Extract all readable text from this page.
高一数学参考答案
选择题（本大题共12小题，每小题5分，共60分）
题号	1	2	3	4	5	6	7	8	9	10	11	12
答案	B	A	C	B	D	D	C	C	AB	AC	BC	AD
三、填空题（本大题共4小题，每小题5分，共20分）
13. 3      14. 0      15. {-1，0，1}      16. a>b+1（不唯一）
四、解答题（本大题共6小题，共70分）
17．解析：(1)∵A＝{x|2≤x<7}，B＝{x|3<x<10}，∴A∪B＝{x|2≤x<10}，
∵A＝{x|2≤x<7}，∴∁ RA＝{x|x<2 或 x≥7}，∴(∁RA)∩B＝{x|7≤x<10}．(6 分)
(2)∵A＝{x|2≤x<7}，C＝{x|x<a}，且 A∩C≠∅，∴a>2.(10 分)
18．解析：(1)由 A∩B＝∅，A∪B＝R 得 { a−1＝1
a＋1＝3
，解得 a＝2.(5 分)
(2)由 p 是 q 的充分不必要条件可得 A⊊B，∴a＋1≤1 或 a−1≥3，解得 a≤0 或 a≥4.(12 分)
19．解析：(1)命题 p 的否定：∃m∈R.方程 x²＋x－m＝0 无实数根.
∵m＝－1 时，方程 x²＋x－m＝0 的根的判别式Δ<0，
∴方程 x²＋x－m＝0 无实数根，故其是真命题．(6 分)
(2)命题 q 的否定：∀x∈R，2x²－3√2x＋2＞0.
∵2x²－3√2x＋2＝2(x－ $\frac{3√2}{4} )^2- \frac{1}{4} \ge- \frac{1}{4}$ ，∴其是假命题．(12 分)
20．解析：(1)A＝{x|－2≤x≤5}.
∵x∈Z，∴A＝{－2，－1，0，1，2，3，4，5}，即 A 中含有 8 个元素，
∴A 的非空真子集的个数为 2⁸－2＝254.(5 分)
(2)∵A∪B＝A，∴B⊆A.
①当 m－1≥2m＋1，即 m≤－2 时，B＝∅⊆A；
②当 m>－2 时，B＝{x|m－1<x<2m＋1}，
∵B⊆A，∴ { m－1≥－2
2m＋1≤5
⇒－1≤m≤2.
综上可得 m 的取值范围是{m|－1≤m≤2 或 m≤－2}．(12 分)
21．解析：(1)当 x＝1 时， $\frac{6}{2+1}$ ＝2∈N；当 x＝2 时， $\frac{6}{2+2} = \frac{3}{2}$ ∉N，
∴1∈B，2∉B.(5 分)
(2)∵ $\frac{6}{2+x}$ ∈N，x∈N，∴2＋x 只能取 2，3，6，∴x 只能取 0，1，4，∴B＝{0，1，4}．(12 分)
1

## [To be done]
Print every record above exactly as written.

## [Exercise output]
Extract all readable text from this page.
高一数学参考答案
选择题（本大题共12小题，每小题5分，共60分）
题号	1	2	3	4	5	6	7	8	9	10	11	12
答案	B	A	C	B	D	D	C	C	AB	AC	BC	AD
三、填空题（本大题共4小题，每小题5分，共20分）
13. 3      14. 0      15. {-1，0，1}      16. a>b+1（不唯一）
四、解答题（本大题共6小题，共70分）
17．解析：(1)∵A＝{x|2≤x<7}，B＝{x|3<x<10}，∴A∪B＝{x|2≤x<10}，
∵A＝{x|2≤x<7}，∴∁ RA＝{x|x<2 或 x≥7}，∴(∁RA)∩B＝{x|7≤x<10}．(6 分)
(2)∵A＝{x|2≤x<7}，C＝{x|x<a}，且 A∩C≠∅，∴a>2.(10 分)
18．解析：(1)由 A∩B＝∅，A∪B＝R 得 { a−1＝1
a＋1＝3
，解得 a＝2.(5 分)
(2)由 p 是 q 的充分不必要条件可得 A⊊B，∴a＋1≤1 或 a−1≥3，解得 a≤0 或 a≥4.(12 分)
19．解析：(1)命题 p 的否定：∃m∈R.方程 x²＋x－m＝0 无实数根.
∵m＝－1 时，方程 x²＋x－m＝0 的根的判别式Δ<0，
∴方程 x²＋x－m＝0 无实数根，故其是真命题．(6 分)
(2)命题 q 的否定：∀x∈R，2x²－3√2x＋2＞0.
∵2x²－3√2x＋2＝2(x－ $\frac{3√2}{4} )^2- \frac{1}{4} \ge- \frac{1}{4}$ ，∴其是假命题．(12 分)
20．解析：(1)A＝{x|－2≤x≤5}.
∵x∈Z，∴A＝{－2，－1，0，1，2，3，4，5}，即 A 中含有 8 个元素，
∴A 的非空真子集的个数为 2⁸－2＝254.(5 分)
(2)∵A∪B＝A，∴B⊆A.
①当 m－1≥2m＋1，即 m≤－2 时，B＝∅⊆A；
②当 m>－2 时，B＝{x|m－1<x<2m＋1}，
∵B⊆A，∴ { m－1≥－2
2m＋1≤5
⇒－1≤m≤2.
综上可得 m 的取值范围是{m|－1≤m≤2 或 m≤－2}．(12 分)
21．解析：(1)当 x＝1 时， $\frac{6}{2+1}$ ＝2∈N；当 x＝2 时， $\frac{6}{2+2} = \frac{3}{2}$ ∉N，
∴1∈B，2∉B.(5 分)
(2)∵ $\frac{6}{2+x}$ ∈N，x∈N，∴2＋x 只能取 2，3，6，∴x 只能取 0，1，4，∴B＝{0，1，4}．(12 分)
1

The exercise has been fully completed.